Task to complete: Copy out the lines that have "USDT" in them.

Data provided:
□ □ □

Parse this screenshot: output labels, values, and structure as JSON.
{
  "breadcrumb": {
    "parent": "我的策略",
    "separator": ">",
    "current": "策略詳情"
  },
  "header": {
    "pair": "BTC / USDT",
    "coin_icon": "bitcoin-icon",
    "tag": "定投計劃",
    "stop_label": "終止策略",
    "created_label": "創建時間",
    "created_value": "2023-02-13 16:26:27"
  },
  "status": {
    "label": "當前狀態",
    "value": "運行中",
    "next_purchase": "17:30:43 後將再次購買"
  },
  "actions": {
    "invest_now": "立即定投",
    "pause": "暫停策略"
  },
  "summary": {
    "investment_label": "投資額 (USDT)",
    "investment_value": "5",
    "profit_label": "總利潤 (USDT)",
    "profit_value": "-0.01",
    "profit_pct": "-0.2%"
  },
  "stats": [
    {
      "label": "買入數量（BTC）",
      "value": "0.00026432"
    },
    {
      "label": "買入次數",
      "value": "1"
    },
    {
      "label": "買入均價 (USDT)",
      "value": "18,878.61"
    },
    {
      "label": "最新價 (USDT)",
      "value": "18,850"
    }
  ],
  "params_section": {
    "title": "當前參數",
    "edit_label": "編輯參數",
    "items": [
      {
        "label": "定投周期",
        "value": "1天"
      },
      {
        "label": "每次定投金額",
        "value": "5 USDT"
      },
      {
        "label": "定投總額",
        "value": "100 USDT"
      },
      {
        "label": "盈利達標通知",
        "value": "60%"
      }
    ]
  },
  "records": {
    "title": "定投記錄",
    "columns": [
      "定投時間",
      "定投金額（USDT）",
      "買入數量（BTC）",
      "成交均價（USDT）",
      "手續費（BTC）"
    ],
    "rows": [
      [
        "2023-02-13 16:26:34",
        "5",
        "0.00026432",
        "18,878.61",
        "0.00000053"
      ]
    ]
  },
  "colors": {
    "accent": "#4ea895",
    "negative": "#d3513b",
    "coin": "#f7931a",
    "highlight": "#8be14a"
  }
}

□ □ □

Problem solution:
    "pair": "BTC / USDT",
    "investment_label": "投資額 (USDT)",
    "profit_label": "總利潤 (USDT)",
      "label": "買入均價 (USDT)",
      "label": "最新價 (USDT)",
        "value": "5 USDT"
        "value": "100 USDT"
      "定投金額（USDT）",
      "成交均價（USDT）",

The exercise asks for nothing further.